(Collected data entries)
-*-

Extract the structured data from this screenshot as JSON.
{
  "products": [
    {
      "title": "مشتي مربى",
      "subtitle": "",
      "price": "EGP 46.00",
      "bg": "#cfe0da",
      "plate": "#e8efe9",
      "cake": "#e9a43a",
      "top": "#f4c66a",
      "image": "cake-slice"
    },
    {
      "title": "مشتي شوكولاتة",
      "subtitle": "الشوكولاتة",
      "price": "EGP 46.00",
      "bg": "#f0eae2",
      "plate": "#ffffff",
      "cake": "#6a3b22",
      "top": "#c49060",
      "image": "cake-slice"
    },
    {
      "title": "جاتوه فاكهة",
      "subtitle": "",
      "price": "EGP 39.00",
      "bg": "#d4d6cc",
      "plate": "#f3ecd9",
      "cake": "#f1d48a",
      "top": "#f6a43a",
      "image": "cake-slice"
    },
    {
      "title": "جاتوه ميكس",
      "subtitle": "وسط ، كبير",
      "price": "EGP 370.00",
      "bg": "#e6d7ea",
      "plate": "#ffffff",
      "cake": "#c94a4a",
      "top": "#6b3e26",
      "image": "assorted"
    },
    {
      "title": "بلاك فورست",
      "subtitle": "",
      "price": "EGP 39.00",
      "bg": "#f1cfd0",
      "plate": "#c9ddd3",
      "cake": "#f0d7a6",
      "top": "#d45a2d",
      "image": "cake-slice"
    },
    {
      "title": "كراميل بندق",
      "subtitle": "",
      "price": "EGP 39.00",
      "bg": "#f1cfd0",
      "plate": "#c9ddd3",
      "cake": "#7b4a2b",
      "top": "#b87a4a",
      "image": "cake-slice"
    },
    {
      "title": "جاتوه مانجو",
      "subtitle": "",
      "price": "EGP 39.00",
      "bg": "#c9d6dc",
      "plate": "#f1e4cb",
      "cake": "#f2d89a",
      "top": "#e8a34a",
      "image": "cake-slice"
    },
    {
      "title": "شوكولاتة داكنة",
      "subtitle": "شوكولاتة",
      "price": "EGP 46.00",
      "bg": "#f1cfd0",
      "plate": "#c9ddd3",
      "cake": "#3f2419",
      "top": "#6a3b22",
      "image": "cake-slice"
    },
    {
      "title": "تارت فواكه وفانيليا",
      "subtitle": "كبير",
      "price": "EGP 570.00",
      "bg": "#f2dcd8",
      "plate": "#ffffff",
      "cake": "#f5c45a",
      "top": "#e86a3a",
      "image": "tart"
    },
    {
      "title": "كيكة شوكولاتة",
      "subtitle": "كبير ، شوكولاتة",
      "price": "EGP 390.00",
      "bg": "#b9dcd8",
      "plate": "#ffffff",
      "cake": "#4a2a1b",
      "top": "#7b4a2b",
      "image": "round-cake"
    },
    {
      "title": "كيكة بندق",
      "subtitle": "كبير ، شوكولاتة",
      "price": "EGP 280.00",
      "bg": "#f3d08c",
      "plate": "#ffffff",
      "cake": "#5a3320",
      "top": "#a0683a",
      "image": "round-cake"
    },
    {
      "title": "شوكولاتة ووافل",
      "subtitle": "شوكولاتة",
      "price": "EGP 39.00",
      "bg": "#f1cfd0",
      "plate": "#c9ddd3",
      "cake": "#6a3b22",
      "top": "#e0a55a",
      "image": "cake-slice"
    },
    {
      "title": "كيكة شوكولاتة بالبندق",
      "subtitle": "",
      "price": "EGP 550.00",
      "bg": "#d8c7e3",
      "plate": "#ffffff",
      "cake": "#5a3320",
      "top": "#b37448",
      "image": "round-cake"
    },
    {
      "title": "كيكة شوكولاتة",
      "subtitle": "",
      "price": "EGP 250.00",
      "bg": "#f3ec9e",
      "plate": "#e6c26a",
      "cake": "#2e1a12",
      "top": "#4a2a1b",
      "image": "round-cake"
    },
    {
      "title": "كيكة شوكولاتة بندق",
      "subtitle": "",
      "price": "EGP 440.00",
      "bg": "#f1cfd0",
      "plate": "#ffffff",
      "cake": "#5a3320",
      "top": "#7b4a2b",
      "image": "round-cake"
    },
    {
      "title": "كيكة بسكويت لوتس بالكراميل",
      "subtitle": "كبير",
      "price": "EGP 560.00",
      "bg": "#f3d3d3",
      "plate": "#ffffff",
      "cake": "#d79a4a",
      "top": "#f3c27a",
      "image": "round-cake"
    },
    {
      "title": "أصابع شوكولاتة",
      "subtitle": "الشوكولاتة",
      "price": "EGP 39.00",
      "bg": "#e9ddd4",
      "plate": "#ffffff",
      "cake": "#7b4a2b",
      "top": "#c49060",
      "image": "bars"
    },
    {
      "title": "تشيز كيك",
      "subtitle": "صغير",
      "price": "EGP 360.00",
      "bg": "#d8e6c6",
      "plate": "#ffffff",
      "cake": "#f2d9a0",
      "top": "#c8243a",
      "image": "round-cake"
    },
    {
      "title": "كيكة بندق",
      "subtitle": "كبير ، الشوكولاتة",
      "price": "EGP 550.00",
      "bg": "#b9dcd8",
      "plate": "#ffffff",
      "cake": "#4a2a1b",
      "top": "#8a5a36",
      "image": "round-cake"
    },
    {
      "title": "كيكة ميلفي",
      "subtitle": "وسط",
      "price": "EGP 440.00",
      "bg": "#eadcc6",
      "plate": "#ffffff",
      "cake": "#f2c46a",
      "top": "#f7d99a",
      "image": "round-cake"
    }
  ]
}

-*-

* **Work to complete**: Reproduce the material above, every line of it, exactly.

* **Result**:
Extract the structured data from this screenshot as JSON.
{
  "products": [
    {
      "title": "مشتي مربى",
      "subtitle": "",
      "price": "EGP 46.00",
      "bg": "#cfe0da",
      "plate": "#e8efe9",
      "cake": "#e9a43a",
      "top": "#f4c66a",
      "image": "cake-slice"
    },
    {
      "title": "مشتي شوكولاتة",
      "subtitle": "الشوكولاتة",
      "price": "EGP 46.00",
      "bg": "#f0eae2",
      "plate": "#ffffff",
      "cake": "#6a3b22",
      "top": "#c49060",
      "image": "cake-slice"
    },
    {
      "title": "جاتوه فاكهة",
      "subtitle": "",
      "price": "EGP 39.00",
      "bg": "#d4d6cc",
      "plate": "#f3ecd9",
      "cake": "#f1d48a",
      "top": "#f6a43a",
      "image": "cake-slice"
    },
    {
      "title": "جاتوه ميكس",
      "subtitle": "وسط ، كبير",
      "price": "EGP 370.00",
      "bg": "#e6d7ea",
      "plate": "#ffffff",
      "cake": "#c94a4a",
      "top": "#6b3e26",
      "image": "assorted"
    },
    {
      "title": "بلاك فورست",
      "subtitle": "",
      "price": "EGP 39.00",
      "bg": "#f1cfd0",
      "plate": "#c9ddd3",
      "cake": "#f0d7a6",
      "top": "#d45a2d",
      "image": "cake-slice"
    },
    {
      "title": "كراميل بندق",
      "subtitle": "",
      "price": "EGP 39.00",
      "bg": "#f1cfd0",
      "plate": "#c9ddd3",
      "cake": "#7b4a2b",
      "top": "#b87a4a",
      "image": "cake-slice"
    },
    {
      "title": "جاتوه مانجو",
      "subtitle": "",
      "price": "EGP 39.00",
      "bg": "#c9d6dc",
      "plate": "#f1e4cb",
      "cake": "#f2d89a",
      "top": "#e8a34a",
      "image": "cake-slice"
    },
    {
      "title": "شوكولاتة داكنة",
      "subtitle": "شوكولاتة",
      "price": "EGP 46.00",
      "bg": "#f1cfd0",
      "plate": "#c9ddd3",
      "cake": "#3f2419",
      "top": "#6a3b22",
      "image": "cake-slice"
    },
    {
      "title": "تارت فواكه وفانيليا",
      "subtitle": "كبير",
      "price": "EGP 570.00",
      "bg": "#f2dcd8",
      "plate": "#ffffff",
      "cake": "#f5c45a",
      "top": "#e86a3a",
      "image": "tart"
    },
    {
      "title": "كيكة شوكولاتة",
      "subtitle": "كبير ، شوكولاتة",
      "price": "EGP 390.00",
      "bg": "#b9dcd8",
      "plate": "#ffffff",
      "cake": "#4a2a1b",
      "top": "#7b4a2b",
      "image": "round-cake"
    },
    {
      "title": "كيكة بندق",
      "subtitle": "كبير ، شوكولاتة",
      "price": "EGP 280.00",
      "bg": "#f3d08c",
      "plate": "#ffffff",
      "cake": "#5a3320",
      "top": "#a0683a",
      "image": "round-cake"
    },
    {
      "title": "شوكولاتة ووافل",
      "subtitle": "شوكولاتة",
      "price": "EGP 39.00",
      "bg": "#f1cfd0",
      "plate": "#c9ddd3",
      "cake": "#6a3b22",
      "top": "#e0a55a",
      "image": "cake-slice"
    },
    {
      "title": "كيكة شوكولاتة بالبندق",
      "subtitle": "",
      "price": "EGP 550.00",
      "bg": "#d8c7e3",
      "plate": "#ffffff",
      "cake": "#5a3320",
      "top": "#b37448",
      "image": "round-cake"
    },
    {
      "title": "كيكة شوكولاتة",
      "subtitle": "",
      "price": "EGP 250.00",
      "bg": "#f3ec9e",
      "plate": "#e6c26a",
      "cake": "#2e1a12",
      "top": "#4a2a1b",
      "image": "round-cake"
    },
    {
      "title": "كيكة شوكولاتة بندق",
      "subtitle": "",
      "price": "EGP 440.00",
      "bg": "#f1cfd0",
      "plate": "#ffffff",
      "cake": "#5a3320",
      "top": "#7b4a2b",
      "image": "round-cake"
    },
    {
      "title": "كيكة بسكويت لوتس بالكراميل",
      "subtitle": "كبير",
      "price": "EGP 560.00",
      "bg": "#f3d3d3",
      "plate": "#ffffff",
      "cake": "#d79a4a",
      "top": "#f3c27a",
      "image": "round-cake"
    },
    {
      "title": "أصابع شوكولاتة",
      "subtitle": "الشوكولاتة",
      "price": "EGP 39.00",
      "bg": "#e9ddd4",
      "plate": "#ffffff",
      "cake": "#7b4a2b",
      "top": "#c49060",
      "image": "bars"
    },
    {
      "title": "تشيز كيك",
      "subtitle": "صغير",
      "price": "EGP 360.00",
      "bg": "#d8e6c6",
      "plate": "#ffffff",
      "cake": "#f2d9a0",
      "top": "#c8243a",
      "image": "round-cake"
    },
    {
      "title": "كيكة بندق",
      "subtitle": "كبير ، الشوكولاتة",
      "price": "EGP 550.00",
      "bg": "#b9dcd8",
      "plate": "#ffffff",
      "cake": "#4a2a1b",
      "top": "#8a5a36",
      "image": "round-cake"
    },
    {
      "title": "كيكة ميلفي",
      "subtitle": "وسط",
      "price": "EGP 440.00",
      "bg": "#eadcc6",
      "plate": "#ffffff",
      "cake": "#f2c46a",
      "top": "#f7d99a",
      "image": "round-cake"
    }
  ]
}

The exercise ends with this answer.